*Working data*.
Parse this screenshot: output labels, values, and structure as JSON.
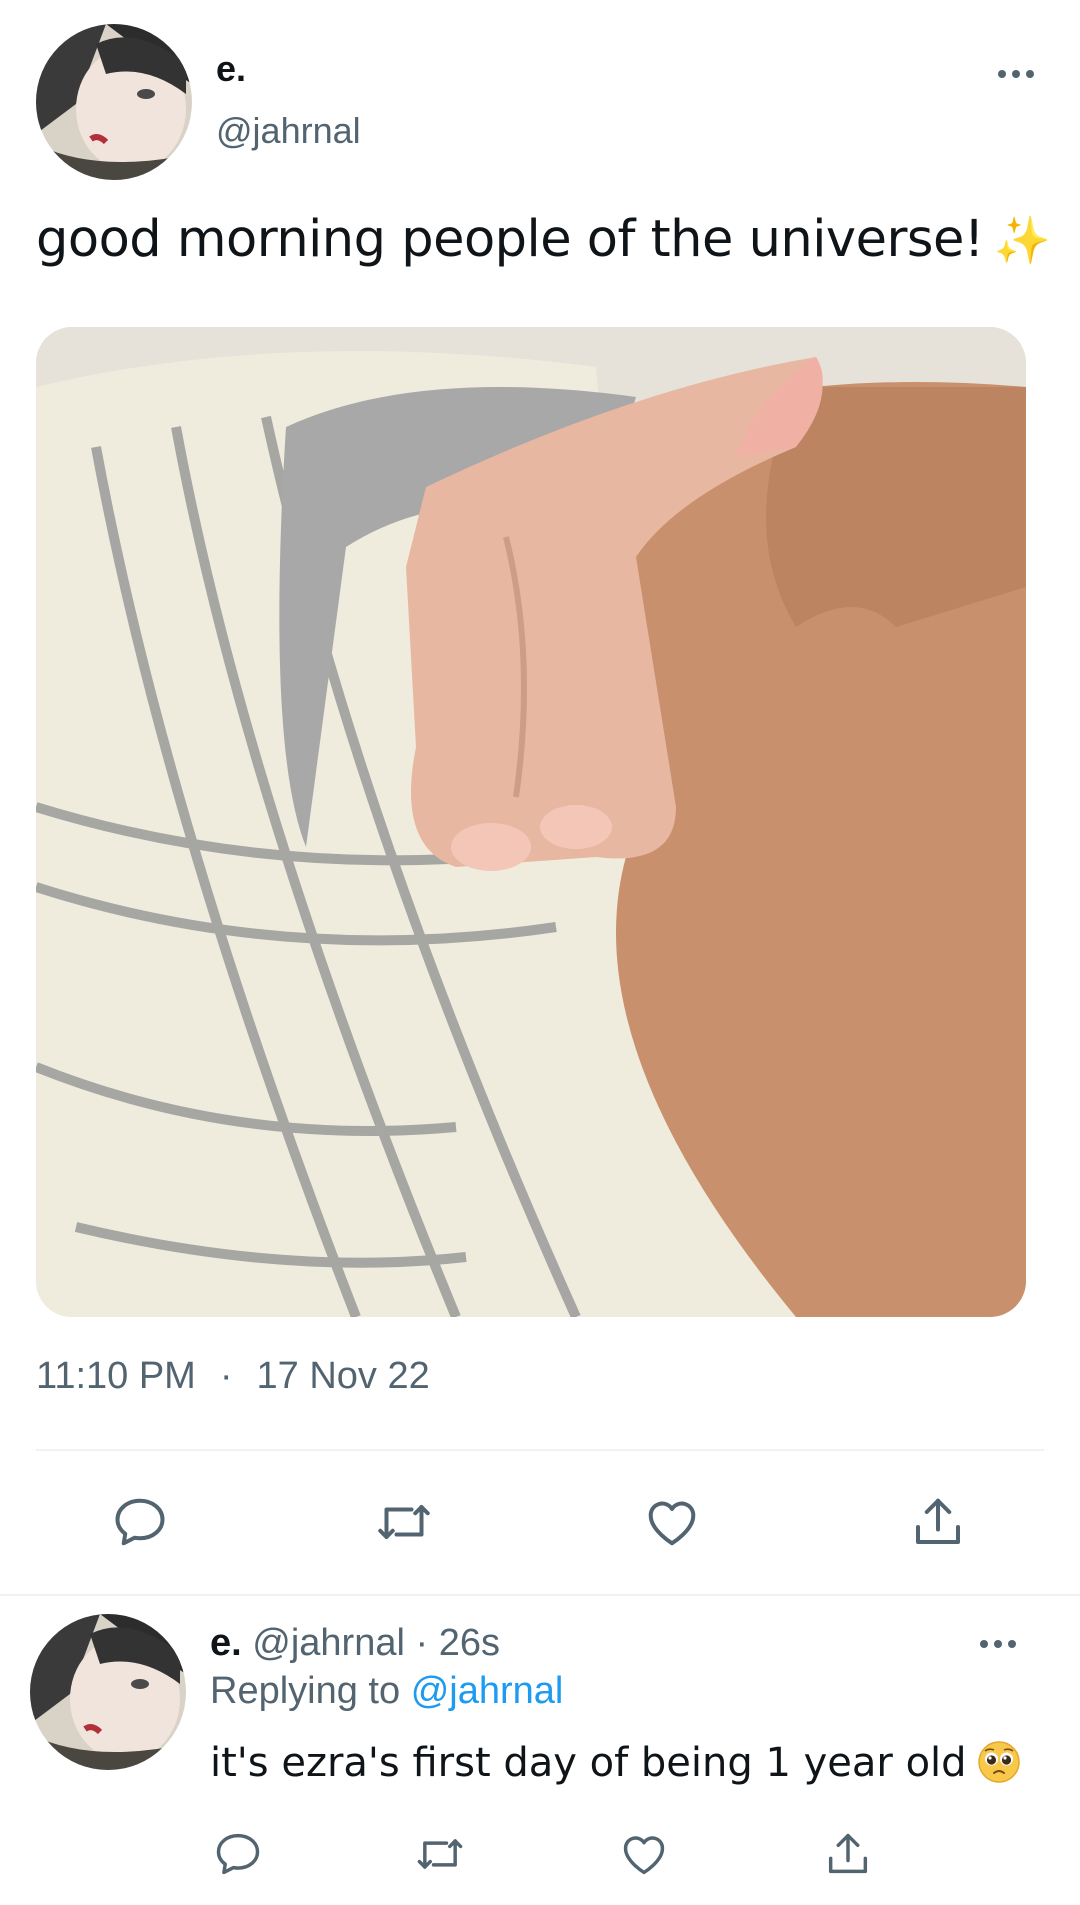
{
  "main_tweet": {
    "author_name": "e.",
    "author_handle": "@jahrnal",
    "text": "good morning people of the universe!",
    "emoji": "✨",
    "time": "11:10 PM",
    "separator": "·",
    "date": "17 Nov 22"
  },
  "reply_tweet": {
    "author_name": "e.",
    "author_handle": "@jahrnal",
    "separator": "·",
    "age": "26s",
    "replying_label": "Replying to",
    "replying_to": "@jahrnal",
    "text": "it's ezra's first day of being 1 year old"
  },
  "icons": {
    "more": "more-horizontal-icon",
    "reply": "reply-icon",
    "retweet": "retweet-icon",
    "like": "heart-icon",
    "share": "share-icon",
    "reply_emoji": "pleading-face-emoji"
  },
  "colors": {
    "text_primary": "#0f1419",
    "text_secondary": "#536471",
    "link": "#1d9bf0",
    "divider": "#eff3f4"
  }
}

*What you will do*.
Repeat the records above exactly, omitting every picture.

*Solution for this exercise*.
Parse this screenshot: output labels, values, and structure as JSON.
{
  "main_tweet": {
    "author_name": "e.",
    "author_handle": "@jahrnal",
    "text": "good morning people of the universe!",
    "emoji": "✨",
    "time": "11:10 PM",
    "separator": "·",
    "date": "17 Nov 22"
  },
  "reply_tweet": {
    "author_name": "e.",
    "author_handle": "@jahrnal",
    "separator": "·",
    "age": "26s",
    "replying_label": "Replying to",
    "replying_to": "@jahrnal",
    "text": "it's ezra's first day of being 1 year old"
  },
  "icons": {
    "more": "more-horizontal-icon",
    "reply": "reply-icon",
    "retweet": "retweet-icon",
    "like": "heart-icon",
    "share": "share-icon",
    "reply_emoji": "pleading-face-emoji"
  },
  "colors": {
    "text_primary": "#0f1419",
    "text_secondary": "#536471",
    "link": "#1d9bf0",
    "divider": "#eff3f4"
  }
}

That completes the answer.